Records
+--

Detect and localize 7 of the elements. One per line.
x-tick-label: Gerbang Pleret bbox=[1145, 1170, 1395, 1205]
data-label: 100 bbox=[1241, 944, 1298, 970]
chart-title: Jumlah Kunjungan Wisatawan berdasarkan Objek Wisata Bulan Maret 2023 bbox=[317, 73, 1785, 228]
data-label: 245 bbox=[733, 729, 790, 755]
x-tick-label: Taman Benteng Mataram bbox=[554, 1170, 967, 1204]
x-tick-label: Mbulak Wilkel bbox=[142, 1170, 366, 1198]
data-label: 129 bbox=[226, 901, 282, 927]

+--

# OBJECTIVE
Rewrite the records with "localize" replaced by "locate", leaving everything else the same.

# EXERCISE OUTPUT
Detect and locate 7 of the elements. One per line.
x-tick-label: Gerbang Pleret bbox=[1145, 1170, 1395, 1205]
data-label: 100 bbox=[1241, 944, 1298, 970]
chart-title: Jumlah Kunjungan Wisatawan berdasarkan Objek Wisata Bulan Maret 2023 bbox=[317, 73, 1785, 228]
data-label: 245 bbox=[733, 729, 790, 755]
x-tick-label: Taman Benteng Mataram bbox=[554, 1170, 967, 1204]
x-tick-label: Mbulak Wilkel bbox=[142, 1170, 366, 1198]
data-label: 129 bbox=[226, 901, 282, 927]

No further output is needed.